**THE TASK**
Here are some records; return them all exactly.
>> Begin PROVIDED ENTRIES
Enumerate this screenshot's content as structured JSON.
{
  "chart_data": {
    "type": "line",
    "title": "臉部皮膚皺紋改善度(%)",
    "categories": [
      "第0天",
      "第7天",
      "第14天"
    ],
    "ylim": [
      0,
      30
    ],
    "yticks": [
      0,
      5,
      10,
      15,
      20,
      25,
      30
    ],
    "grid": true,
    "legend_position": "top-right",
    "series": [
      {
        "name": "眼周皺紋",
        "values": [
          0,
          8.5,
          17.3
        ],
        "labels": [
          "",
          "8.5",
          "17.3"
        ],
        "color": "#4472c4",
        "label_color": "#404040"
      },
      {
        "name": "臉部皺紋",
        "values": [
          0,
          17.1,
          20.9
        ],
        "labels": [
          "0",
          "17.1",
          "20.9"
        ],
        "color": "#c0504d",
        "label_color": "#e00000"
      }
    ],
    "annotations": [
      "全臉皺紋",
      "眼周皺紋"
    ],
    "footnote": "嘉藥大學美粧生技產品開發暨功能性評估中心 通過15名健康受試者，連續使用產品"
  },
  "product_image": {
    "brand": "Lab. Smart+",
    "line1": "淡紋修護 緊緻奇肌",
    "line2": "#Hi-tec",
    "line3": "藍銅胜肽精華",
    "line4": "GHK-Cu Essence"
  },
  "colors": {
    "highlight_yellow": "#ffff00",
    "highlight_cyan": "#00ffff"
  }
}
>> End PROVIDED ENTRIES
**FINISHED EXERCISE**
Enumerate this screenshot's content as structured JSON.
{
  "chart_data": {
    "type": "line",
    "title": "臉部皮膚皺紋改善度(%)",
    "categories": [
      "第0天",
      "第7天",
      "第14天"
    ],
    "ylim": [
      0,
      30
    ],
    "yticks": [
      0,
      5,
      10,
      15,
      20,
      25,
      30
    ],
    "grid": true,
    "legend_position": "top-right",
    "series": [
      {
        "name": "眼周皺紋",
        "values": [
          0,
          8.5,
          17.3
        ],
        "labels": [
          "",
          "8.5",
          "17.3"
        ],
        "color": "#4472c4",
        "label_color": "#404040"
      },
      {
        "name": "臉部皺紋",
        "values": [
          0,
          17.1,
          20.9
        ],
        "labels": [
          "0",
          "17.1",
          "20.9"
        ],
        "color": "#c0504d",
        "label_color": "#e00000"
      }
    ],
    "annotations": [
      "全臉皺紋",
      "眼周皺紋"
    ],
    "footnote": "嘉藥大學美粧生技產品開發暨功能性評估中心 通過15名健康受試者，連續使用產品"
  },
  "product_image": {
    "brand": "Lab. Smart+",
    "line1": "淡紋修護 緊緻奇肌",
    "line2": "#Hi-tec",
    "line3": "藍銅胜肽精華",
    "line4": "GHK-Cu Essence"
  },
  "colors": {
    "highlight_yellow": "#ffff00",
    "highlight_cyan": "#00ffff"
  }
}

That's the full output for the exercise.